▶ [Set exercise]
Transcribe each record below word for word.

Rows from a dataset
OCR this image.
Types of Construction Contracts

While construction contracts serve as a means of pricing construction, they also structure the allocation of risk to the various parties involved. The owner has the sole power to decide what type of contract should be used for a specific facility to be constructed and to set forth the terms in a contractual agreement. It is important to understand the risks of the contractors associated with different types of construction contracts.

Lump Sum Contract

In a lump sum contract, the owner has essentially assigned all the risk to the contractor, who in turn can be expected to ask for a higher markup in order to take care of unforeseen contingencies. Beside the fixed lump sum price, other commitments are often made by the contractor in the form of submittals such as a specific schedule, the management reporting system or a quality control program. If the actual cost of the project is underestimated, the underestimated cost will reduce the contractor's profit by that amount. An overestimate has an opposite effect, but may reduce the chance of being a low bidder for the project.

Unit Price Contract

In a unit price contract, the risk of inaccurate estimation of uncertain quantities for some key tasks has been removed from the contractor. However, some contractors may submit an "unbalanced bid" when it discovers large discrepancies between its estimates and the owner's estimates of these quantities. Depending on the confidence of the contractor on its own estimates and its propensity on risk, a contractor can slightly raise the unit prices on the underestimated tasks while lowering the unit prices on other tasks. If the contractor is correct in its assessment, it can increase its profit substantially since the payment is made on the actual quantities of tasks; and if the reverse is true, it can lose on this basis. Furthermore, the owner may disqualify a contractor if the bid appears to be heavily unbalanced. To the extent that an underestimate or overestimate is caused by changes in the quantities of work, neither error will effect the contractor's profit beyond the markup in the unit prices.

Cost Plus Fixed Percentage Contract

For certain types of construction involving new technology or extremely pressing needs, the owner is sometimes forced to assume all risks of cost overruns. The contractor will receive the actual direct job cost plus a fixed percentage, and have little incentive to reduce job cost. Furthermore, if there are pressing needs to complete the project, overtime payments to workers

▶ [Result of the exercise]
OCR this image.
Types of Construction Contracts

While construction contracts serve as a means of pricing construction, they also structure the allocation of risk to the various parties involved. The owner has the sole power to decide what type of contract should be used for a specific facility to be constructed and to set forth the terms in a contractual agreement. It is important to understand the risks of the contractors associated with different types of construction contracts.

Lump Sum Contract

In a lump sum contract, the owner has essentially assigned all the risk to the contractor, who in turn can be expected to ask for a higher markup in order to take care of unforeseen contingencies. Beside the fixed lump sum price, other commitments are often made by the contractor in the form of submittals such as a specific schedule, the management reporting system or a quality control program. If the actual cost of the project is underestimated, the underestimated cost will reduce the contractor's profit by that amount. An overestimate has an opposite effect, but may reduce the chance of being a low bidder for the project.

Unit Price Contract

In a unit price contract, the risk of inaccurate estimation of uncertain quantities for some key tasks has been removed from the contractor. However, some contractors may submit an "unbalanced bid" when it discovers large discrepancies between its estimates and the owner's estimates of these quantities. Depending on the confidence of the contractor on its own estimates and its propensity on risk, a contractor can slightly raise the unit prices on the underestimated tasks while lowering the unit prices on other tasks. If the contractor is correct in its assessment, it can increase its profit substantially since the payment is made on the actual quantities of tasks; and if the reverse is true, it can lose on this basis. Furthermore, the owner may disqualify a contractor if the bid appears to be heavily unbalanced. To the extent that an underestimate or overestimate is caused by changes in the quantities of work, neither error will effect the contractor's profit beyond the markup in the unit prices.

Cost Plus Fixed Percentage Contract

For certain types of construction involving new technology or extremely pressing needs, the owner is sometimes forced to assume all risks of cost overruns. The contractor will receive the actual direct job cost plus a fixed percentage, and have little incentive to reduce job cost. Furthermore, if there are pressing needs to complete the project, overtime payments to workers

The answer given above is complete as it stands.